Work request: In the text on concentration camp forgiveness below, in which city did Cory Tin Boon give a lecture after the war?

Thursday, January 28, 2016

Concentration Camp Forgiveness

In Nazi Hunter, Simon Wiesenthal’s book The Sunflower, he discusses a situation that occurred while he was in a Jewish Ghetto during the WW II. He was performing duties for the soldiers when a nurse came for him and took him to a hospital room where an SS officer named Karl lay dying. The officer stated he wanted to confess his sins to a Jew and proceeded to speak of his crimes. At the end, he asked Simon for forgiveness. Simon turned and walked away. The nurse implored him to return, but he continued to walk away. For years following the war, Simon asked himself and others, “Did I do the right thing?” I cannot say, but obviously Simon carried a burden the rest of his life for the decision he made or he would not continue asking the question. Conversely, Cory Tin Boon, a Dutch Reform Christian, the author of the “Hiding Place” who was sent to Ravensbrook Consentration camp for assisting Jews, where the rest of her family died, tells the story of giving a lecture in Munich after the war. She spoke of Christ’s love and forgiveness. After the talk she was approached by a man she recognized as an SS officer from the camp. She remembered the cruelness and mocking and the death of her family members. The one time guard extended a hand and stated, “How grateful I am for your message Fräulein”, he said “To think that, as you say, He has washed my sins away!” Cory states, I tried to smile, I struggled to raise my hand. I could not. I felt nothing, not the slightest spark of warmth or charity. And so again I breathed a silent prayer. Jesus, I cannot forgive him. Give me Your Forgiveness. As I took his hand the most incredible thing happened. From my shoulder along my arm and through my hand a current seemed to pass from me to him, while into my heart sprang a love for this stranger that almost overwhelmed me. And so I discovered that it is not on our forgiveness any more than on our goodness that the world’s healing hinges, but on His. When He tells us to love our enemies, He gives, along with the command, the love itself. Jesus nailed to a wooden cross cried out to God to forgive those who were killing him because they did not understand what they were doing.

Given entries:

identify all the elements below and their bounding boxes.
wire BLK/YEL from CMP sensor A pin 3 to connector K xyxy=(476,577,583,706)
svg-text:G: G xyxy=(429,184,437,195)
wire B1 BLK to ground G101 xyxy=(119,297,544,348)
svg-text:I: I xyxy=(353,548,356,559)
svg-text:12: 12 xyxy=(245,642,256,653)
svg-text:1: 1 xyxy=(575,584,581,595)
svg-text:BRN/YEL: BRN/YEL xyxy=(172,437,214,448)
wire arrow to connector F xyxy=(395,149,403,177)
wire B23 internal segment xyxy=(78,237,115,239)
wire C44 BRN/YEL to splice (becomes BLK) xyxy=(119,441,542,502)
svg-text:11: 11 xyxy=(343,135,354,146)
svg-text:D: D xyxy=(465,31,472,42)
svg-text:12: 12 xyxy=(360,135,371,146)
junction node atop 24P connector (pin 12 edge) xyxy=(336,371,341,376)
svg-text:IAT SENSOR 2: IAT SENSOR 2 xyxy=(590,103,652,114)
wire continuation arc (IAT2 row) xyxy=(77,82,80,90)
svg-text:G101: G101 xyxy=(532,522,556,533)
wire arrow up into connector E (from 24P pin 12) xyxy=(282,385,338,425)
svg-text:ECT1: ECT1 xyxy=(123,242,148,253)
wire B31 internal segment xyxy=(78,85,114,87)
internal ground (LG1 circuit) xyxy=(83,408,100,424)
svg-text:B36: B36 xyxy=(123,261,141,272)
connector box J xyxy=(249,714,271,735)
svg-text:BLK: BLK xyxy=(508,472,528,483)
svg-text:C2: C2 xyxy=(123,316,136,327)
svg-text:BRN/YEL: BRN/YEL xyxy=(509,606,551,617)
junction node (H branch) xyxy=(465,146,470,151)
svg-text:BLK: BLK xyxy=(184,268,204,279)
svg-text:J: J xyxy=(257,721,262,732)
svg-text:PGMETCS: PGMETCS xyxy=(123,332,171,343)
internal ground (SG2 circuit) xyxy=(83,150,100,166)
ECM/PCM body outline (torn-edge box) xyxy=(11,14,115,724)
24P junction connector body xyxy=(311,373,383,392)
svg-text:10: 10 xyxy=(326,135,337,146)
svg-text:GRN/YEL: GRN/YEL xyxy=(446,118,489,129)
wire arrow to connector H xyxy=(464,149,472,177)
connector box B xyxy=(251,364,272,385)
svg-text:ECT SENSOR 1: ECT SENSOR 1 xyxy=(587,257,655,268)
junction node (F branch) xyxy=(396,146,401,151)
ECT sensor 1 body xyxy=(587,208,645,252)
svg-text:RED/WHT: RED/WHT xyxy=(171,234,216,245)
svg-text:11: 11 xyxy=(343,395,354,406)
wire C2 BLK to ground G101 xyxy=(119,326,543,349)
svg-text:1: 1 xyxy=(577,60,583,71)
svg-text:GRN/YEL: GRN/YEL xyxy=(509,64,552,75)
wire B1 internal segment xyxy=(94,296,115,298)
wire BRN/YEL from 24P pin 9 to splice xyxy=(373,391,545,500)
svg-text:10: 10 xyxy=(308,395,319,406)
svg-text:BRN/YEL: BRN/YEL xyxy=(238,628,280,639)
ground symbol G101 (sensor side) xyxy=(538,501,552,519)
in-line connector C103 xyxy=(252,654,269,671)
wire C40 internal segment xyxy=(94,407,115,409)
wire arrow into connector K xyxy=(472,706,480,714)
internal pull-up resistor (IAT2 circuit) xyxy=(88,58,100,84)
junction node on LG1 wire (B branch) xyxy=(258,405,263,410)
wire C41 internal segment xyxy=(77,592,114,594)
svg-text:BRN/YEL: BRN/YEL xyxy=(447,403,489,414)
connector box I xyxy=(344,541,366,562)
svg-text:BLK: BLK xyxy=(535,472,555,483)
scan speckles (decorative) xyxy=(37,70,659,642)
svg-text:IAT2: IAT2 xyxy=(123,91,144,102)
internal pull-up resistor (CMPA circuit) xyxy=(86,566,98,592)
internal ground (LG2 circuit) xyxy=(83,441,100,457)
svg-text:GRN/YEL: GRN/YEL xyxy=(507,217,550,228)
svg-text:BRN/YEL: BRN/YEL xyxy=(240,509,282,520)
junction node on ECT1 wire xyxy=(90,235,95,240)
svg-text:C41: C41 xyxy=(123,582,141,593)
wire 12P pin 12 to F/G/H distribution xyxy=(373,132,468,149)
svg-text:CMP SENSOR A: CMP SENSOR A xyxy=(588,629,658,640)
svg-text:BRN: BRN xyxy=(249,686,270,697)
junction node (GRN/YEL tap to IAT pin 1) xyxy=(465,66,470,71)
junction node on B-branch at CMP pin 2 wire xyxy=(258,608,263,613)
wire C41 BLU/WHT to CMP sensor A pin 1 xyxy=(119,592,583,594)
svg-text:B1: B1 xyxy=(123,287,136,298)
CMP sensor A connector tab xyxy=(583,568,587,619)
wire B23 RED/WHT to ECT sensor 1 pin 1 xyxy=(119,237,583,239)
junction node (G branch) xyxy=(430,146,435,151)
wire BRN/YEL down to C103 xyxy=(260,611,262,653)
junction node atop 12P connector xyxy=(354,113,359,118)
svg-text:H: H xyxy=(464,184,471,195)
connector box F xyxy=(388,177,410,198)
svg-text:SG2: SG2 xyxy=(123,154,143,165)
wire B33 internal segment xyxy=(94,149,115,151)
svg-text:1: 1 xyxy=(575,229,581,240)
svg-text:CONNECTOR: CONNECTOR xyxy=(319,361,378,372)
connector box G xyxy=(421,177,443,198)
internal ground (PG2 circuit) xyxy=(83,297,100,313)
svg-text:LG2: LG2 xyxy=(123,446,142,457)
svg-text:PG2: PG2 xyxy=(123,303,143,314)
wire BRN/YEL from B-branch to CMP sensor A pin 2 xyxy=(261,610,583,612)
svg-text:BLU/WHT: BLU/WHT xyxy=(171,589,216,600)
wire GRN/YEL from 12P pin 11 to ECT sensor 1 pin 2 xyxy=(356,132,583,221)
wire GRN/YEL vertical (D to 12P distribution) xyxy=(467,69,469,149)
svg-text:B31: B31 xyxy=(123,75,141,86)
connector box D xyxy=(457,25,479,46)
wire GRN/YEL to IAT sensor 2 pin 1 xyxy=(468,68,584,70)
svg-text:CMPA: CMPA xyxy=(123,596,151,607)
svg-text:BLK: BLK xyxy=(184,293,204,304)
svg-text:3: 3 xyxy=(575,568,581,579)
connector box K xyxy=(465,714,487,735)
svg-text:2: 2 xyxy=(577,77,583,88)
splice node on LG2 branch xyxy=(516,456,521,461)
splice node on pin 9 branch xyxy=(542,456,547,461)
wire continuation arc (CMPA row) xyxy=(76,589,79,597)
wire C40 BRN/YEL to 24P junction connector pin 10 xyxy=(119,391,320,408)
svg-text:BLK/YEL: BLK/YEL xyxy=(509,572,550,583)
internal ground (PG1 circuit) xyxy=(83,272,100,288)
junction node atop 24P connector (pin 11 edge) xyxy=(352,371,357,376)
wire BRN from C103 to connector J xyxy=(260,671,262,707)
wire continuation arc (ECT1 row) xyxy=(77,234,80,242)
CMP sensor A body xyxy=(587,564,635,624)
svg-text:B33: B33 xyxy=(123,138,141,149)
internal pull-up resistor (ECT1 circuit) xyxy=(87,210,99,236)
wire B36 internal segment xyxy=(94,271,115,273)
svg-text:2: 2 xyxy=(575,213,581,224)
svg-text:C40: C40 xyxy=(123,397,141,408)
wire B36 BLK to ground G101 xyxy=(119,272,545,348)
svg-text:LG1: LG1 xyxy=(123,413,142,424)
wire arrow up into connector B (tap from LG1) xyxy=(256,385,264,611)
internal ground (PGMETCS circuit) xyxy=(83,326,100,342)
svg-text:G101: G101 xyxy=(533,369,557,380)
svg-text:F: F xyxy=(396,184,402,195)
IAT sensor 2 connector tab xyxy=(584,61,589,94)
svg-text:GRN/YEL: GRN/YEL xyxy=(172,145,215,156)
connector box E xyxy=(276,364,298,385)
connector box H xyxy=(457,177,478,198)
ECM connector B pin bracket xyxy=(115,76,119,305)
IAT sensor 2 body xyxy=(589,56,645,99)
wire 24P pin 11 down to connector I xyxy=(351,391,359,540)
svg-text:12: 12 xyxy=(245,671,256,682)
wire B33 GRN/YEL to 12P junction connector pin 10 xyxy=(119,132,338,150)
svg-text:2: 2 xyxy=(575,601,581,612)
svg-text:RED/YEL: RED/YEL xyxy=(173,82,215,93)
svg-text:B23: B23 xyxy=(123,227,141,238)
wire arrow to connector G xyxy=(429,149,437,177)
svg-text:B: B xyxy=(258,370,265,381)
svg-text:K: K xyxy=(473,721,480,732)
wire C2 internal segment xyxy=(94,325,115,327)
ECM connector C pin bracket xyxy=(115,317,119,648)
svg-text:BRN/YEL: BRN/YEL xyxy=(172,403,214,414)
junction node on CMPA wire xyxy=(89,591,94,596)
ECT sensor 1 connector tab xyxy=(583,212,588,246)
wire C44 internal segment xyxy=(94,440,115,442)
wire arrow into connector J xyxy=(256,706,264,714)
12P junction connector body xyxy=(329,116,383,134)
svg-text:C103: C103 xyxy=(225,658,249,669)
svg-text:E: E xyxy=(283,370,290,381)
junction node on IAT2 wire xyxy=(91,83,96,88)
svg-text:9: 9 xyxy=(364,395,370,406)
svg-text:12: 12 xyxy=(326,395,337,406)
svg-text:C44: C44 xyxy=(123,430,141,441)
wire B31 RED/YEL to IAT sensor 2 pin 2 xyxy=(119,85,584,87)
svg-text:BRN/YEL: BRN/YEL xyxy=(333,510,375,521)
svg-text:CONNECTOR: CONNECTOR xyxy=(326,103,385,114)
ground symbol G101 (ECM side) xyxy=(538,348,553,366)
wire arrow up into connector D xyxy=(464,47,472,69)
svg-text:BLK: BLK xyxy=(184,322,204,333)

Reply: Munich